• [DESCRIPTION OF THE TASK] Tally the lines containing the word "Centers" and give the total alone.

(Figure record listings)
<<<<

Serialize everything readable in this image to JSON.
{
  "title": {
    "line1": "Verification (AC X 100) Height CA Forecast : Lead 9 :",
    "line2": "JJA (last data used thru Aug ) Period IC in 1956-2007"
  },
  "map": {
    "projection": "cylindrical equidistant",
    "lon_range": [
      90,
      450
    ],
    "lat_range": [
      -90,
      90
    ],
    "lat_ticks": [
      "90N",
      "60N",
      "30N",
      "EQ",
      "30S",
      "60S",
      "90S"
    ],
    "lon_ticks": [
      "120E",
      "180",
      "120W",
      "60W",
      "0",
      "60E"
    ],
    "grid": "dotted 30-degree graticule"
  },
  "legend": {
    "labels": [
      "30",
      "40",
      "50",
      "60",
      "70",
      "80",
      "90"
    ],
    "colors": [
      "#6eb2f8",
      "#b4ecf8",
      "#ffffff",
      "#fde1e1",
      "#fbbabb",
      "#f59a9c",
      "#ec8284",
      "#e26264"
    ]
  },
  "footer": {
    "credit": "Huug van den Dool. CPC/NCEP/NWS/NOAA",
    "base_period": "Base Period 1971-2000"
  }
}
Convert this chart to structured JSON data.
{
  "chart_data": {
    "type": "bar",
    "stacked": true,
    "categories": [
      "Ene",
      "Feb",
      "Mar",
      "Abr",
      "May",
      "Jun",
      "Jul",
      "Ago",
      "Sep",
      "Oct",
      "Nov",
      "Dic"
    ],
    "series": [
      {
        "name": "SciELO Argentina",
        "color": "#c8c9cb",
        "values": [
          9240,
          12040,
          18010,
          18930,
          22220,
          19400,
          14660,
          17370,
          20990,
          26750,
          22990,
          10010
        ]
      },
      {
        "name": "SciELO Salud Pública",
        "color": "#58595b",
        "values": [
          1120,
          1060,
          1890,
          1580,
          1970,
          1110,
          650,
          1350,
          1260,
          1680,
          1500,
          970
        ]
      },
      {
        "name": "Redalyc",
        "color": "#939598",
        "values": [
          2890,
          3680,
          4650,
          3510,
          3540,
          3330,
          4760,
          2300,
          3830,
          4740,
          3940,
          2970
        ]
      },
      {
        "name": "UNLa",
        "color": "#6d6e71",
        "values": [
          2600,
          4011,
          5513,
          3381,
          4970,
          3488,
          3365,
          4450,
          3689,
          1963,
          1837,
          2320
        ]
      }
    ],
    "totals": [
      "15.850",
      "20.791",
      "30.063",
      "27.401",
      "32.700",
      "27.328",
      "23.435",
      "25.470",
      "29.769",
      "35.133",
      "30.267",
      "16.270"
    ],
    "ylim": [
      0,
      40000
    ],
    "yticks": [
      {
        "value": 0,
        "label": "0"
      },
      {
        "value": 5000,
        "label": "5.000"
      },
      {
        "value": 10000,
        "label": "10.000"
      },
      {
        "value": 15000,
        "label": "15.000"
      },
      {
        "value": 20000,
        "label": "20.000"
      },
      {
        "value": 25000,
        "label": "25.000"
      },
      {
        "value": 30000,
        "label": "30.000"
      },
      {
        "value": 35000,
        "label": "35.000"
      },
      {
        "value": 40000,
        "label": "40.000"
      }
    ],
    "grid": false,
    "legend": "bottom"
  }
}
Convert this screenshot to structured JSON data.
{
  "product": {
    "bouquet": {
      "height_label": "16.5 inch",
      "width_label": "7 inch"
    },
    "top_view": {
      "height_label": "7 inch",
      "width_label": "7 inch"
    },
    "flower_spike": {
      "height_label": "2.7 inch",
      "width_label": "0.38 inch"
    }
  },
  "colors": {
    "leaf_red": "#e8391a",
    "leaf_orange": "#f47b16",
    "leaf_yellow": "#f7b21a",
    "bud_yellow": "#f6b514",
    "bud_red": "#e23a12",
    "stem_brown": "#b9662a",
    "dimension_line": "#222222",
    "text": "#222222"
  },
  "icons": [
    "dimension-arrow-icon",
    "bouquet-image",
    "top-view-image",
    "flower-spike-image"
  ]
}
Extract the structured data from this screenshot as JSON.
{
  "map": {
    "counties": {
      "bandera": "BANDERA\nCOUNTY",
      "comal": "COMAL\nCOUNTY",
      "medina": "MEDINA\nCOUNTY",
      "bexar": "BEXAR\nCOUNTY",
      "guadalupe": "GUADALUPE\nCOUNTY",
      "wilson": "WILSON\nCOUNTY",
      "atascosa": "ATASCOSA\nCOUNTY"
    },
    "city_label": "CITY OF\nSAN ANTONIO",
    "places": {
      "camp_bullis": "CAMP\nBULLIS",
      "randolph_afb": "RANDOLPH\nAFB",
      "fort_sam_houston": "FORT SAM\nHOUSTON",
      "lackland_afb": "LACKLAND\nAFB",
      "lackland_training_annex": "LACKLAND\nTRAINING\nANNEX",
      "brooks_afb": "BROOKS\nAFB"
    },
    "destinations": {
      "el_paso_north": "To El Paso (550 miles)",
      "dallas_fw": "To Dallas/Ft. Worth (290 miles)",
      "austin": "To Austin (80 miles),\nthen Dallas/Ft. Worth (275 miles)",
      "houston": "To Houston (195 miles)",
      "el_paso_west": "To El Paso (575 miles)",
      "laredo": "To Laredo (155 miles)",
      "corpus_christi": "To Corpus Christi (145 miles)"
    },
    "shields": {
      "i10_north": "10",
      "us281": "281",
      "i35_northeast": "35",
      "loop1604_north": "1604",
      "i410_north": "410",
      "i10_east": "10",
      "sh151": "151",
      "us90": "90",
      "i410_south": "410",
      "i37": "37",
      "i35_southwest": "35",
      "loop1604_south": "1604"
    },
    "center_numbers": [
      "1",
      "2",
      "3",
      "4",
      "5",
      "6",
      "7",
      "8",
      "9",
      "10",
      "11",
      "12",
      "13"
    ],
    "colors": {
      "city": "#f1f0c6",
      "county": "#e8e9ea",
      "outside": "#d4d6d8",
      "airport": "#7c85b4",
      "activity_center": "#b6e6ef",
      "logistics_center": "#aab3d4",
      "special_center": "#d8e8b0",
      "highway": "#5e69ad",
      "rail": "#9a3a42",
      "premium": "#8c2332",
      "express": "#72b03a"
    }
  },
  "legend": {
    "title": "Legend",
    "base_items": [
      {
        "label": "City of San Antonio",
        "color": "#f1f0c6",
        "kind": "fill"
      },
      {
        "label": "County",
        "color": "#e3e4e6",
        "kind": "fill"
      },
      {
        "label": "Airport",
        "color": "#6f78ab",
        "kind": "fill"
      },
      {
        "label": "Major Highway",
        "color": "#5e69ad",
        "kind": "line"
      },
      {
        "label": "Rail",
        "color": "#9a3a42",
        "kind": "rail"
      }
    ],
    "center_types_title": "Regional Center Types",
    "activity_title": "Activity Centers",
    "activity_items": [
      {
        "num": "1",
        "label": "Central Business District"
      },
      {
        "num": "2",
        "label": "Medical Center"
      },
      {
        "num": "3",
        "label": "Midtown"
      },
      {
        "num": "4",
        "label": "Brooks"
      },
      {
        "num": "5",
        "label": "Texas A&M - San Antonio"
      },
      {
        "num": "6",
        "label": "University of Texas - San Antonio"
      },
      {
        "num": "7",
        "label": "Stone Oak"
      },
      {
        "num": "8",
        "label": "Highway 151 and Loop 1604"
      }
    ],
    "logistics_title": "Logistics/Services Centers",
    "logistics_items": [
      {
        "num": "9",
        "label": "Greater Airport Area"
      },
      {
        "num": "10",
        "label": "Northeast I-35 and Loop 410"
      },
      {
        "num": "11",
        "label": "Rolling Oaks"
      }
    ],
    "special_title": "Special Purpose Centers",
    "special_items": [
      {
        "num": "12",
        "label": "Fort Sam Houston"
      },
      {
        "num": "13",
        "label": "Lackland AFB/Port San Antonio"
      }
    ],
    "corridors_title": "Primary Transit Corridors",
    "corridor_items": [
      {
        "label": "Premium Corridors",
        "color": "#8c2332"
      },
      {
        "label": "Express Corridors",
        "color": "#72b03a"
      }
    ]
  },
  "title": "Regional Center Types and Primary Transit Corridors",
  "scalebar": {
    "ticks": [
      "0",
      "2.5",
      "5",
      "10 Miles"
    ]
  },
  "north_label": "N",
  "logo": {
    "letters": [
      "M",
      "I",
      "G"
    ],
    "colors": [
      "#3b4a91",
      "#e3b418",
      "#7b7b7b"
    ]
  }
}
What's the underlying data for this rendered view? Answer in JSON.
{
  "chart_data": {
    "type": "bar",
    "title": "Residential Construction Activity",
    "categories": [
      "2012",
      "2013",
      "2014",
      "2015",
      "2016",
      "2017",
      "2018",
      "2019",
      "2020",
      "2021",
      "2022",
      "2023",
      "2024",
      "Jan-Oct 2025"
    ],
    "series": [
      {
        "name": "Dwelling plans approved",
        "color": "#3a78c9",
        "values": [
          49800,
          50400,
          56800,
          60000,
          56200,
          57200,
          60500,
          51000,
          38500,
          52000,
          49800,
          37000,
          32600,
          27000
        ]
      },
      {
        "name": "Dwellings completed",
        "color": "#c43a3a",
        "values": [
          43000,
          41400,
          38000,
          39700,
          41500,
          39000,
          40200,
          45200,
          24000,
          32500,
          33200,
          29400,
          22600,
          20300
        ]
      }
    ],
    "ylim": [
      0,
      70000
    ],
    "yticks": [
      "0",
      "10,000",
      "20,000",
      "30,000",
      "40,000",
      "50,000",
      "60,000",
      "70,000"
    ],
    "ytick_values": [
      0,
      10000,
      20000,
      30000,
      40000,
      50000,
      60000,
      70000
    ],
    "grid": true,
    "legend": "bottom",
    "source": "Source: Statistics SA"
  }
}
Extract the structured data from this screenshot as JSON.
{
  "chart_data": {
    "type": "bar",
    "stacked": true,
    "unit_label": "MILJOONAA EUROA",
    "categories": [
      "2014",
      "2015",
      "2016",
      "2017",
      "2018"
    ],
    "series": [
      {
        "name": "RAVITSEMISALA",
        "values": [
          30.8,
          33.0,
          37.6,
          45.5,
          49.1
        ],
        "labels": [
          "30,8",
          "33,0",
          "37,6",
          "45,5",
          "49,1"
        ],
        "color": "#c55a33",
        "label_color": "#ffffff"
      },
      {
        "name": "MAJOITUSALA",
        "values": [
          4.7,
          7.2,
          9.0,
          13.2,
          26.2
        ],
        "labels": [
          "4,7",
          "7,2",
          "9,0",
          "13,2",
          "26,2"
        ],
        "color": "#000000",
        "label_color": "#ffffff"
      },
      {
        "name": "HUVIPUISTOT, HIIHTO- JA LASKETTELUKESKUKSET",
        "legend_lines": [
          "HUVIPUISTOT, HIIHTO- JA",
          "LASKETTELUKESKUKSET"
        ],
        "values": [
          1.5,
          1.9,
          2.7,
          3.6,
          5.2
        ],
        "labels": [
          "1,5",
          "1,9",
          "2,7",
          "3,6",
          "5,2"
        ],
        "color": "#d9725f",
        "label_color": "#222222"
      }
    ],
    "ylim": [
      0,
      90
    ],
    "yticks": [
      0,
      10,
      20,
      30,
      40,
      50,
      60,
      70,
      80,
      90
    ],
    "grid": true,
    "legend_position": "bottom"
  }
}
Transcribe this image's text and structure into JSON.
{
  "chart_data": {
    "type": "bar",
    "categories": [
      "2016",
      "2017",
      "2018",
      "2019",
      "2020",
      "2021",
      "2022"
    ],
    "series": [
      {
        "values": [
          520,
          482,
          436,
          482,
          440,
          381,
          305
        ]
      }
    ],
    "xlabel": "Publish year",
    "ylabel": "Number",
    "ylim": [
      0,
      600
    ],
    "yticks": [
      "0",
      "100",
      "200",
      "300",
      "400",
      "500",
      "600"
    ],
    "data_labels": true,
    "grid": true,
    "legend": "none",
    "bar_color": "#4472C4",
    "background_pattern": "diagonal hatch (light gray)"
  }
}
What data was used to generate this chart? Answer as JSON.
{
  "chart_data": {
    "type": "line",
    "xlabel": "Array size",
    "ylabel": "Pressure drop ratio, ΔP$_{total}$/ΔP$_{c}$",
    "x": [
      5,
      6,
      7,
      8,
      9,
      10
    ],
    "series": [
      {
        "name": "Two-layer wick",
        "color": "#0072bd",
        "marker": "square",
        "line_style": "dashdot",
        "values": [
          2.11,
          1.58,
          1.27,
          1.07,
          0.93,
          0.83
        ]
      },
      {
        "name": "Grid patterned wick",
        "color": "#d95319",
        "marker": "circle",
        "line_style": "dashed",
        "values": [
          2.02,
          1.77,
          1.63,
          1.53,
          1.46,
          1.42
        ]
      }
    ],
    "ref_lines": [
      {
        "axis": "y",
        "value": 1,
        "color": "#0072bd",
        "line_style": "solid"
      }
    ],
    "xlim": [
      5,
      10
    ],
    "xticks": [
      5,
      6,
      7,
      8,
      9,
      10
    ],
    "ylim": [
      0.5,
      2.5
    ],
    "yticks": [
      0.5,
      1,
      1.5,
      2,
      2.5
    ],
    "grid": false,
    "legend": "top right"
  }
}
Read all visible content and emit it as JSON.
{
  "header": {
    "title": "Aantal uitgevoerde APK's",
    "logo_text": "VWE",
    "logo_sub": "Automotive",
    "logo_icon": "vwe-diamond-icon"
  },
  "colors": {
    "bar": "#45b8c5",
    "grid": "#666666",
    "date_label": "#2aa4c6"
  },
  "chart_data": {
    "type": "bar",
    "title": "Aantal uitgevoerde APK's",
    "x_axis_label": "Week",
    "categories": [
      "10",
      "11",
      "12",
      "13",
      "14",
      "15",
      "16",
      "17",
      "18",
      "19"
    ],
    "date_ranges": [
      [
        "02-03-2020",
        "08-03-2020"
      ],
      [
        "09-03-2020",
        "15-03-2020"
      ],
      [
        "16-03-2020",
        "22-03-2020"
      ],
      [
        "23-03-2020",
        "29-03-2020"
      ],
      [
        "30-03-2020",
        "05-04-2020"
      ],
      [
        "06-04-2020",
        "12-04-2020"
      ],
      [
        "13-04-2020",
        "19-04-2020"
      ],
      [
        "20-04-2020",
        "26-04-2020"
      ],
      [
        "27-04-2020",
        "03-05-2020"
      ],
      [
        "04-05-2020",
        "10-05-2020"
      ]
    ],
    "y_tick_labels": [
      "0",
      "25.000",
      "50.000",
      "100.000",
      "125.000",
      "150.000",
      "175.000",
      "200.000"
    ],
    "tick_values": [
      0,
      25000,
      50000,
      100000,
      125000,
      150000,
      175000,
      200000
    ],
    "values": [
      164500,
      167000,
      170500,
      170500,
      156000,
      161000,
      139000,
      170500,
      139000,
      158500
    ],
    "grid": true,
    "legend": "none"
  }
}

>>>>

• [WORKED ANSWER] 3